◆ Problem: Lines holding the string "Power" are the ones to copy; find them all in the data.

Dataset entries

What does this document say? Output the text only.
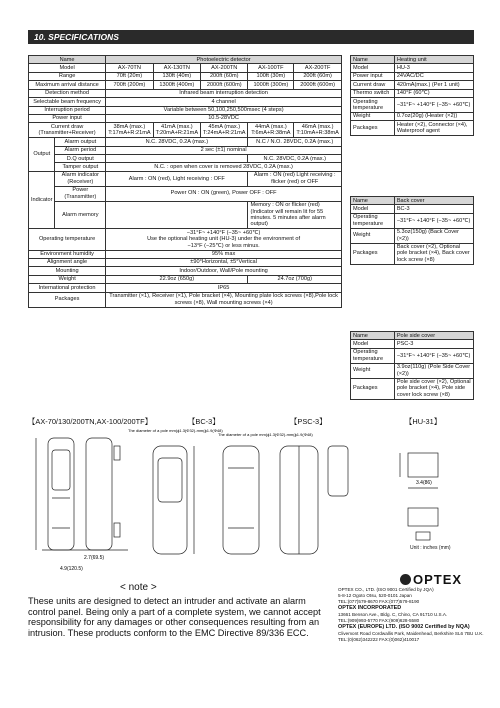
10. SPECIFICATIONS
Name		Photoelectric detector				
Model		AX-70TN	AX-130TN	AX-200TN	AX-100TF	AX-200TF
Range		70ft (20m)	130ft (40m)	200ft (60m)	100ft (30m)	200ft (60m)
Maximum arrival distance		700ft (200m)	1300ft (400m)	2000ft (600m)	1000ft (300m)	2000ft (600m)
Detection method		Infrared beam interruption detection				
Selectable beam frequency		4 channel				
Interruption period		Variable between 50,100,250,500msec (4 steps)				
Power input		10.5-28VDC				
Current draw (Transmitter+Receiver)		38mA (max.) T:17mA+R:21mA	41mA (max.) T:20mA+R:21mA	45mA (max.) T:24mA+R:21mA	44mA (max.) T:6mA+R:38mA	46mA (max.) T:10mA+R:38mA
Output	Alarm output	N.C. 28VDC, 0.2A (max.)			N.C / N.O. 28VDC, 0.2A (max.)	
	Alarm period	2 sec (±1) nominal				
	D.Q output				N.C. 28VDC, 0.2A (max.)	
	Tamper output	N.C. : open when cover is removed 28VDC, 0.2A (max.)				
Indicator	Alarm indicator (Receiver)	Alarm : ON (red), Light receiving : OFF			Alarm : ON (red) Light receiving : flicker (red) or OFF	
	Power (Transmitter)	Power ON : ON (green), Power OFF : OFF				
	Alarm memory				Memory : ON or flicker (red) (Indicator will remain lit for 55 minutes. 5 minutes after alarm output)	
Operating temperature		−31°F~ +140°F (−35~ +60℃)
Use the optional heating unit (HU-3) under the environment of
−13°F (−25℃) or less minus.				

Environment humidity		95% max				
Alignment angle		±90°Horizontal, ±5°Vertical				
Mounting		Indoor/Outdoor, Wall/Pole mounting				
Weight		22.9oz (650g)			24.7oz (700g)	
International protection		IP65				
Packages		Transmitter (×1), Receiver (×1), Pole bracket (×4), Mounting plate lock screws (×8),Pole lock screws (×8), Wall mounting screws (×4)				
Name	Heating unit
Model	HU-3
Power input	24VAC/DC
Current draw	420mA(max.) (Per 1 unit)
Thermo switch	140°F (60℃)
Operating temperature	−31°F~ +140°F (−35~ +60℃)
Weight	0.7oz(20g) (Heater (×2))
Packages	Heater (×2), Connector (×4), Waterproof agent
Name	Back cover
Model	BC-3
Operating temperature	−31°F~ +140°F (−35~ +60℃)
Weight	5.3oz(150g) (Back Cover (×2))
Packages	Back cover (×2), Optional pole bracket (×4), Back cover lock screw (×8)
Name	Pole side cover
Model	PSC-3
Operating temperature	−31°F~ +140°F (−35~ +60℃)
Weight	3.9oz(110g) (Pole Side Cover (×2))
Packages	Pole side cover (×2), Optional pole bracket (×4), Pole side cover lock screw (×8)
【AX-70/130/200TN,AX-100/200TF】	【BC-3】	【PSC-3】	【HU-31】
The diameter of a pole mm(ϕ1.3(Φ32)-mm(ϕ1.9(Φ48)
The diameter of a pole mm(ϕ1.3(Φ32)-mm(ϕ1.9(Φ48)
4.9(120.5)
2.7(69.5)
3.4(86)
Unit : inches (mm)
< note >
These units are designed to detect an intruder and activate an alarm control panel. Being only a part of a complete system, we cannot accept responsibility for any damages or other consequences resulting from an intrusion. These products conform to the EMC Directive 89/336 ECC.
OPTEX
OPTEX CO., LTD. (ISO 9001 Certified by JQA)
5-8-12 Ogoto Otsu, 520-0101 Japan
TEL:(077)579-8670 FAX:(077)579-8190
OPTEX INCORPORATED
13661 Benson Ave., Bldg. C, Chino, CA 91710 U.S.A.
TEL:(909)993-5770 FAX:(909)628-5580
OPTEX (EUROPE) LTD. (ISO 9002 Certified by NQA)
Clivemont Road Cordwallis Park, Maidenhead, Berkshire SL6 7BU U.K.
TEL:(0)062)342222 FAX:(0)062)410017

◆ Written answer:
Power input		10.5-28VDC				
	Power (Transmitter)	Power ON : ON (green), Power OFF : OFF				
Power input	24VAC/DC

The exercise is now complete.